Task objective: Using the material below, copy every line where "parco" appears.

Record extracts:
◆ ◆ ◆ ◆ ◆

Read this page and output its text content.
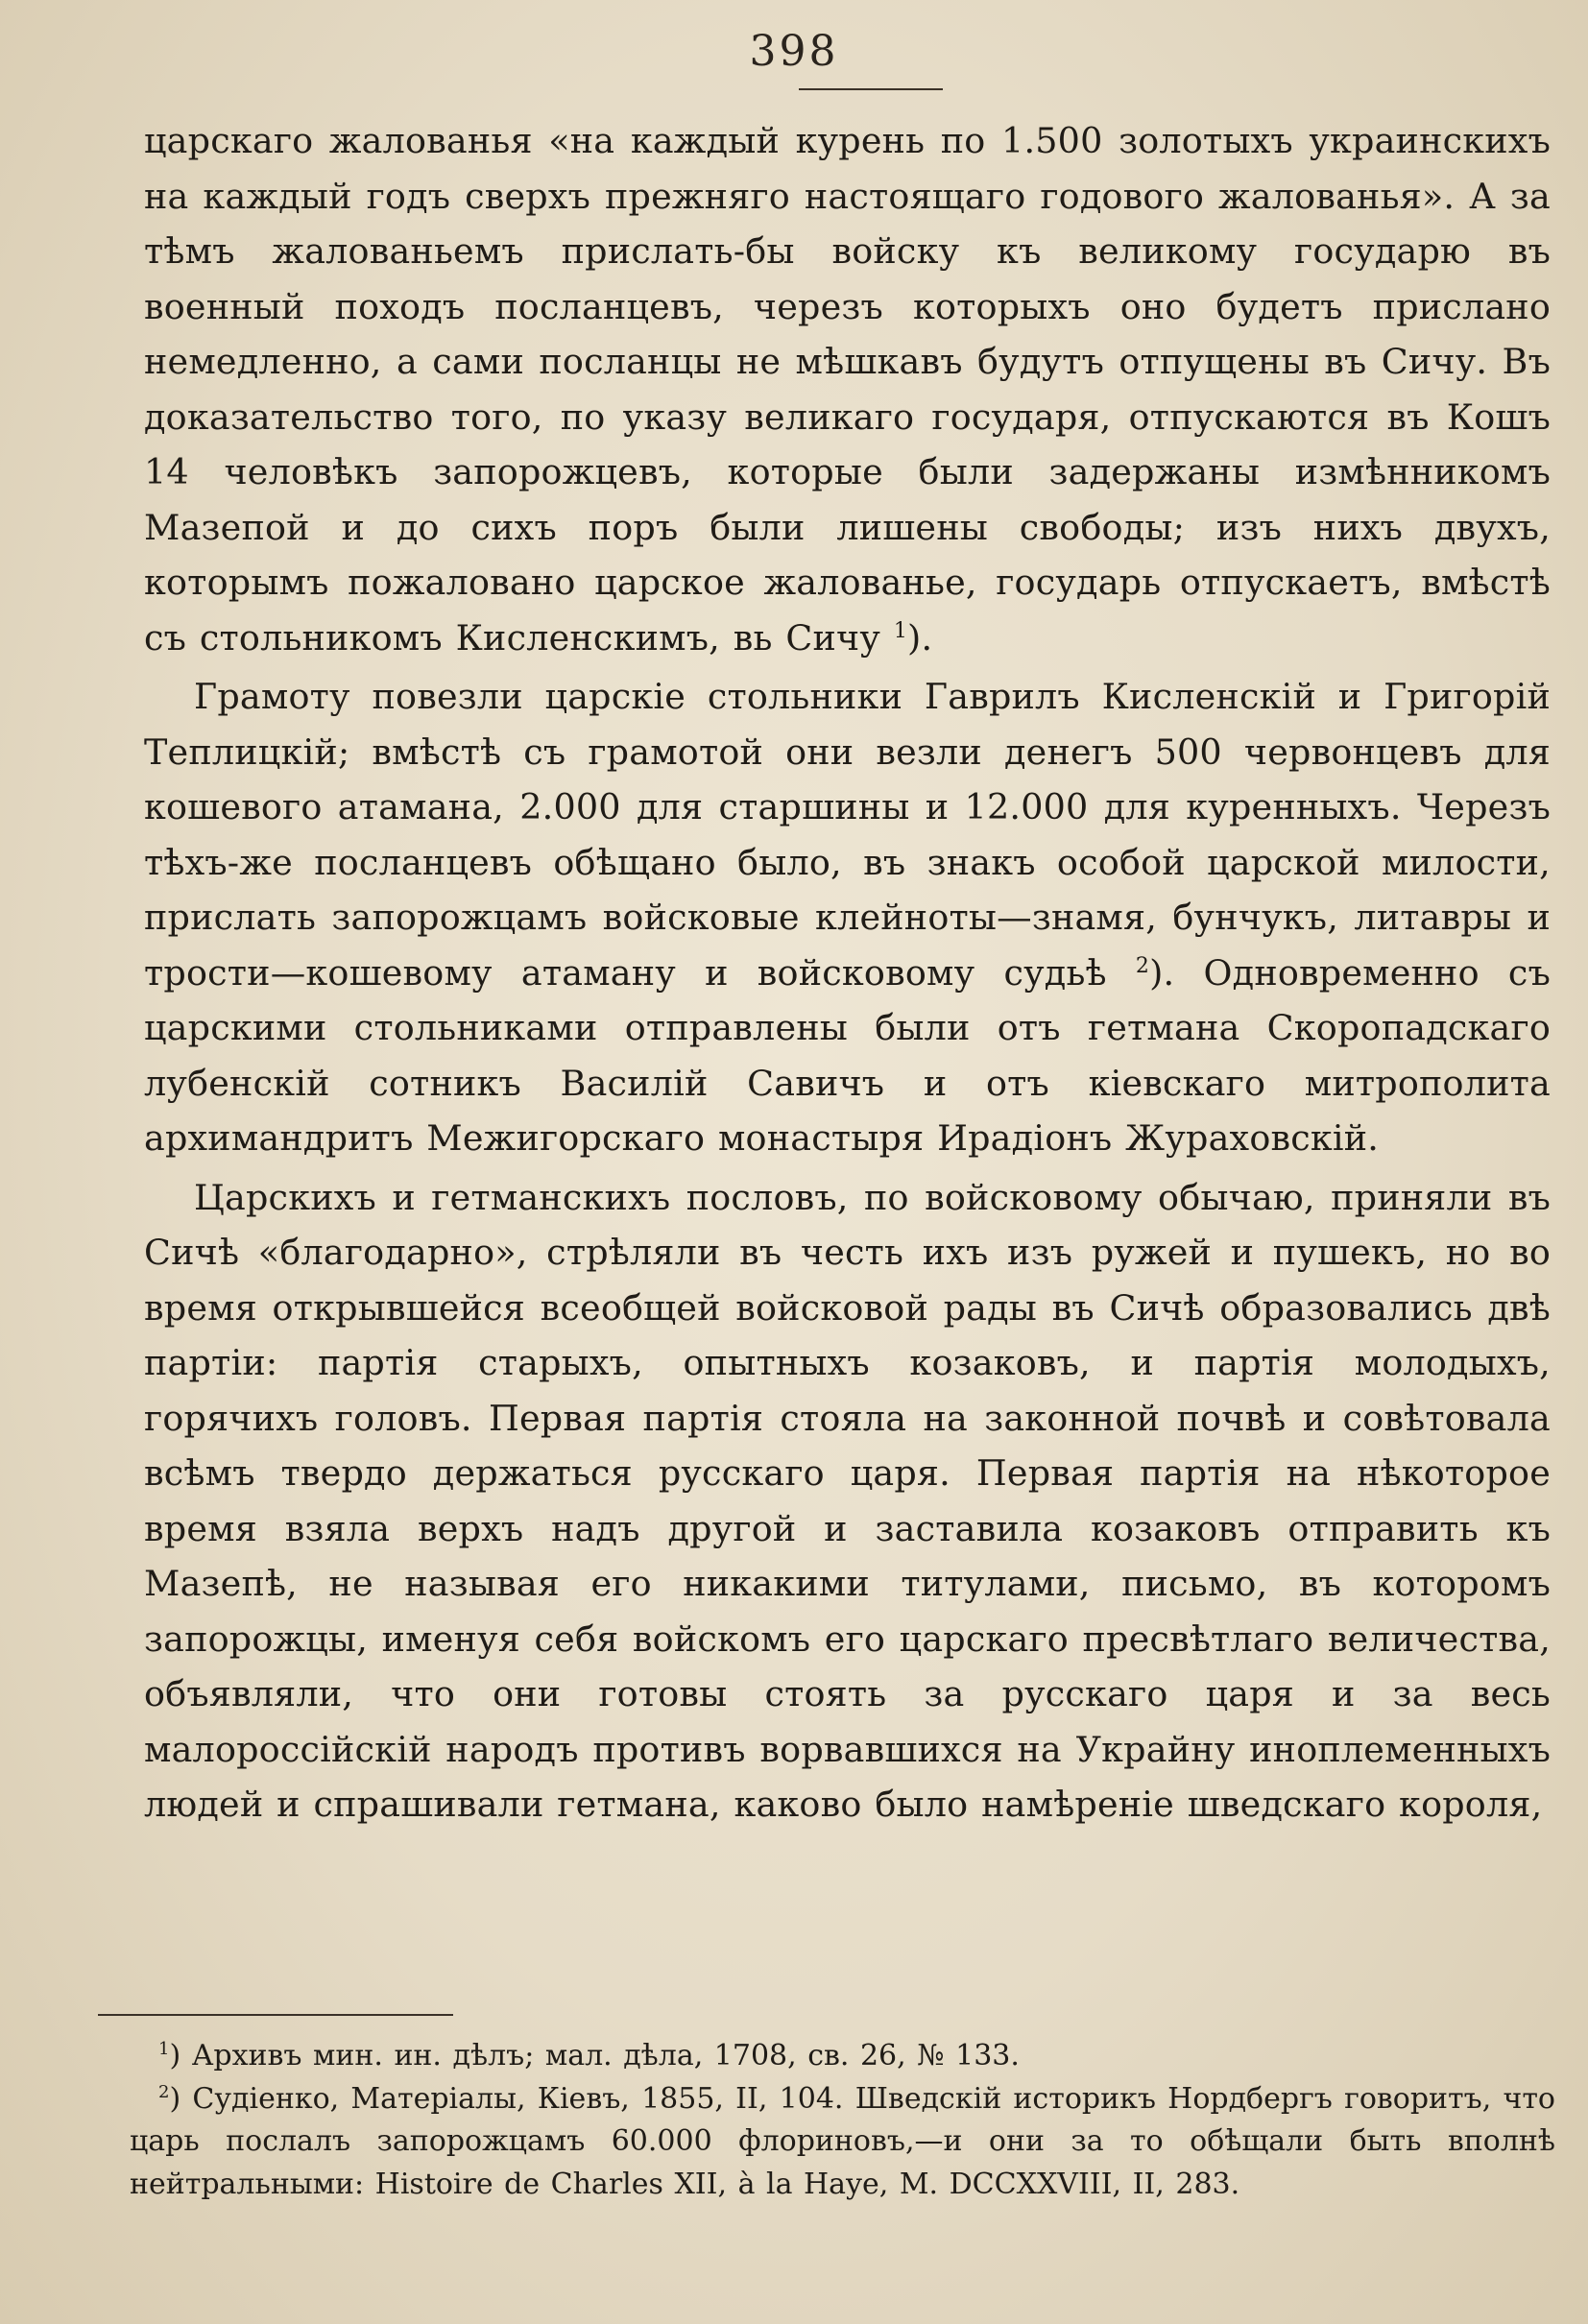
398

царскаго жалованья «на каждый курень по 1.500 золотыхъ украинскихъ на каждый годъ сверхъ прежняго настоящаго годового жалованья». А за тѣмъ жалованьемъ прислать-бы войску къ великому государю въ военный походъ посланцевъ, черезъ которыхъ оно будетъ прислано немедленно, а сами посланцы не мѣшкавъ будутъ отпущены въ Сичу. Въ доказательство того, по указу великаго государя, отпускаются въ Кошъ 14 человѣкъ запорожцевъ, которые были задержаны измѣнникомъ Мазепой и до сихъ поръ были лишены свободы; изъ нихъ двухъ, которымъ пожаловано царское жалованье, государь отпускаетъ, вмѣстѣ съ стольникомъ Кисленскимъ, вь Сичу $^1$).

Грамоту повезли царскіе стольники Гаврилъ Кисленскій и Григорій Теплицкій; вмѣстѣ съ грамотой они везли денегъ 500 червонцевъ для кошевого атамана, 2.000 для старшины и 12.000 для куренныхъ. Черезъ тѣхъ-же посланцевъ обѣщано было, въ знакъ особой царской милости, прислать запорожцамъ войсковые клейноты—знамя, бунчукъ, литавры и трости—кошевому атаману и войсковому судьѣ $^2$). Одновременно съ царскими стольниками отправлены были отъ гетмана Скоропадскаго лубенскій сотникъ Василій Савичъ и отъ кіевскаго митрополита архимандритъ Межигорскаго монастыря Ирадіонъ Жураховскій.

Царскихъ и гетманскихъ пословъ, по войсковому обычаю, приняли въ Сичѣ «благодарно», стрѣляли въ честь ихъ изъ ружей и пушекъ, но во время открывшейся всеобщей войсковой рады въ Сичѣ образовались двѣ партіи: партія старыхъ, опытныхъ козаковъ, и партія молодыхъ, горячихъ головъ. Первая партія стояла на законной почвѣ и совѣтовала всѣмъ твердо держаться русскаго царя. Первая партія на нѣкоторое время взяла верхъ надъ другой и заставила козаковъ отправить къ Мазепѣ, не называя его никакими титулами, письмо, въ которомъ запорожцы, именуя себя войскомъ его царскаго пресвѣтлаго величества, объявляли, что они готовы стоять за русскаго царя и за весь малороссійскій народъ противъ ворвавшихся на Украйну иноплеменныхъ людей и спрашивали гетмана, каково было намѣреніе шведскаго короля,

$^1$) Архивъ мин. ин. дѣлъ; мал. дѣла, 1708, св. 26, № 133.

$^2$) Судіенко, Матеріалы, Кіевъ, 1855, II, 104. Шведскій историкъ Нордбергъ говоритъ, что царь послалъ запорожцамъ 60.000 флориновъ,—и они за то обѣщали быть вполнѣ нейтральными: Histoire de Charles XII, à la Haye, M. DCCXXVIII, II, 283.
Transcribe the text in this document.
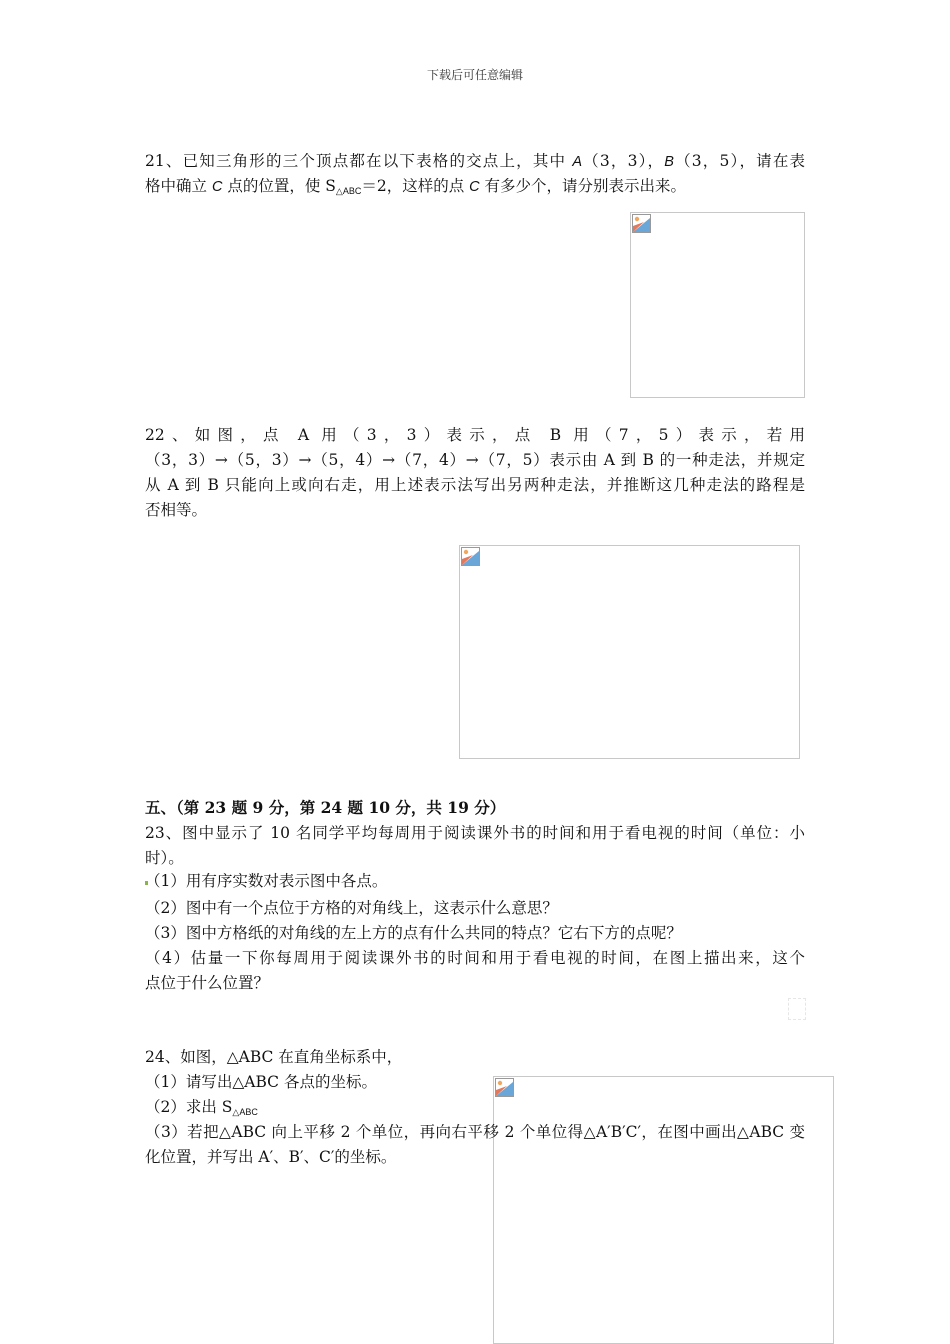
下载后可任意编辑
21、已知三角形的三个顶点都在以下表格的交点上，其中 A（3，3），B（3，5），请在表
格中确立 C 点的位置，使 $S_{\triangle ABC}=2$，这样的点 C 有多少个，请分别表示出来。
22、如图，点 A 用（3，3）表示，点 B 用（7，5）表示，若用
（3，3）→（5，3）→（5，4）→（7，4）→（7，5）表示由 A 到 B 的一种走法，并规定
从 A 到 B 只能向上或向右走，用上述表示法写出另两种走法，并推断这几种走法的路程是
否相等。
五、（第 23 题 9 分，第 24 题 10 分，共 19 分）
23、图中显示了 10 名同学平均每周用于阅读课外书的时间和用于看电视的时间（单位：小
时）。
（1）用有序实数对表示图中各点。
（2）图中有一个点位于方格的对角线上，这表示什么意思？
（3）图中方格纸的对角线的左上方的点有什么共同的特点？它右下方的点呢？
（4）估量一下你每周用于阅读课外书的时间和用于看电视的时间，在图上描出来，这个
点位于什么位置？
24、如图，△ABC 在直角坐标系中，
（1）请写出△ABC 各点的坐标。
（2）求出 $S_{\triangle ABC}$
（3）若把△ABC 向上平移 2 个单位，再向右平移 2 个单位得△A′B′C′，在图中画出△ABC 变
化位置，并写出 A′、B′、C′的坐标。
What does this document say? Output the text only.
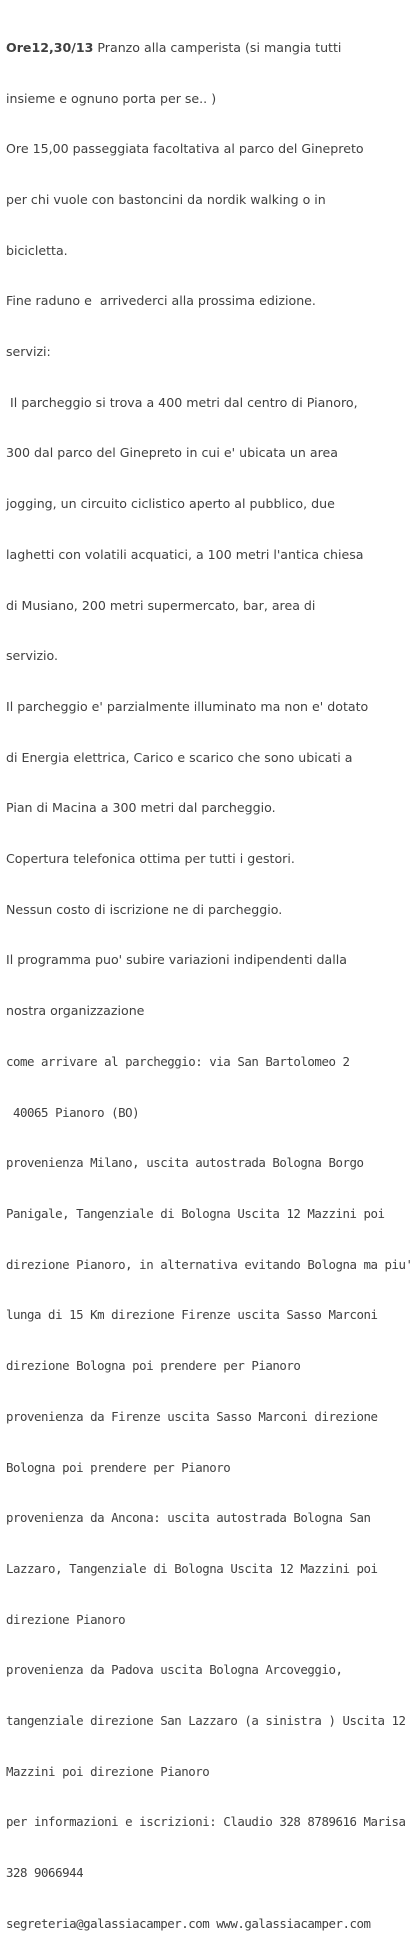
Ore12,30/13 Pranzo alla camperista (si mangia tutti

insieme e ognuno porta per se.. )

Ore 15,00 passeggiata facoltativa al parco del Ginepreto

per chi vuole con bastoncini da nordik walking o in

bicicletta.

Fine raduno e  arrivederci alla prossima edizione.

servizi:

Il parcheggio si trova a 400 metri dal centro di Pianoro,

300 dal parco del Ginepreto in cui e' ubicata un area

jogging, un circuito ciclistico aperto al pubblico, due

laghetti con volatili acquatici, a 100 metri l'antica chiesa

di Musiano, 200 metri supermercato, bar, area di

servizio.

Il parcheggio e' parzialmente illuminato ma non e' dotato

di Energia elettrica, Carico e scarico che sono ubicati a

Pian di Macina a 300 metri dal parcheggio.

Copertura telefonica ottima per tutti i gestori.

Nessun costo di iscrizione ne di parcheggio.

Il programma puo' subire variazioni indipendenti dalla

nostra organizzazione

come arrivare al parcheggio: via San Bartolomeo 2

40065 Pianoro (BO)

provenienza Milano, uscita autostrada Bologna Borgo

Panigale, Tangenziale di Bologna Uscita 12 Mazzini poi

direzione Pianoro, in alternativa evitando Bologna ma piu'

lunga di 15 Km direzione Firenze uscita Sasso Marconi

direzione Bologna poi prendere per Pianoro

provenienza da Firenze uscita Sasso Marconi direzione

Bologna poi prendere per Pianoro

provenienza da Ancona: uscita autostrada Bologna San

Lazzaro, Tangenziale di Bologna Uscita 12 Mazzini poi

direzione Pianoro

provenienza da Padova uscita Bologna Arcoveggio,

tangenziale direzione San Lazzaro (a sinistra ) Uscita 12

Mazzini poi direzione Pianoro

per informazioni e iscrizioni: Claudio 328 8789616 Marisa

328 9066944

segreteria@galassiacamper.com www.galassiacamper.com
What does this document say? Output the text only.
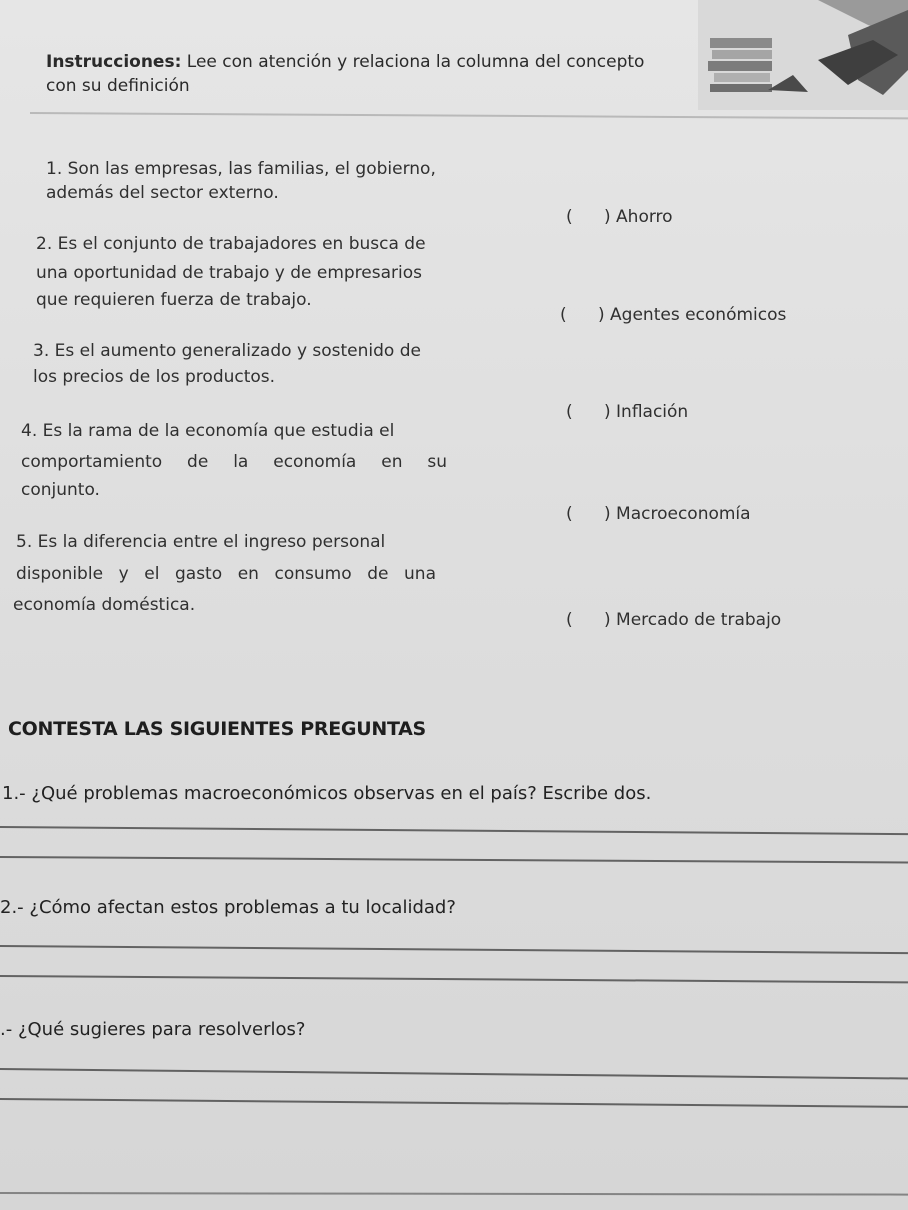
Instrucciones: Lee con atención y relaciona la columna del concepto
con su definición

1. Son las empresas, las familias, el gobierno,

además del sector externo.

2. Es el conjunto de trabajadores en busca de

una oportunidad de trabajo y de empresarios

que requieren fuerza de trabajo.

3. Es el aumento generalizado y sostenido de

los precios de los productos.

4. Es la rama de la economía que estudia el

comportamiento de la economía en su

conjunto.

5. Es la diferencia entre el ingreso personal

disponible y el gasto en consumo de una

economía doméstica.

( ) Ahorro

( ) Agentes económicos

( ) Inflación

( ) Macroeconomía

( ) Mercado de trabajo

CONTESTA LAS SIGUIENTES PREGUNTAS

1.- ¿Qué problemas macroeconómicos observas en el país? Escribe dos.

2.- ¿Cómo afectan estos problemas a tu localidad?

.- ¿Qué sugieres para resolverlos?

◆ ◆ ◆ ◆ ◆

Output of the task:
Ore 15,00 passeggiata facoltativa al parco del Ginepreto
300 dal parco del Ginepreto in cui e' ubicata un area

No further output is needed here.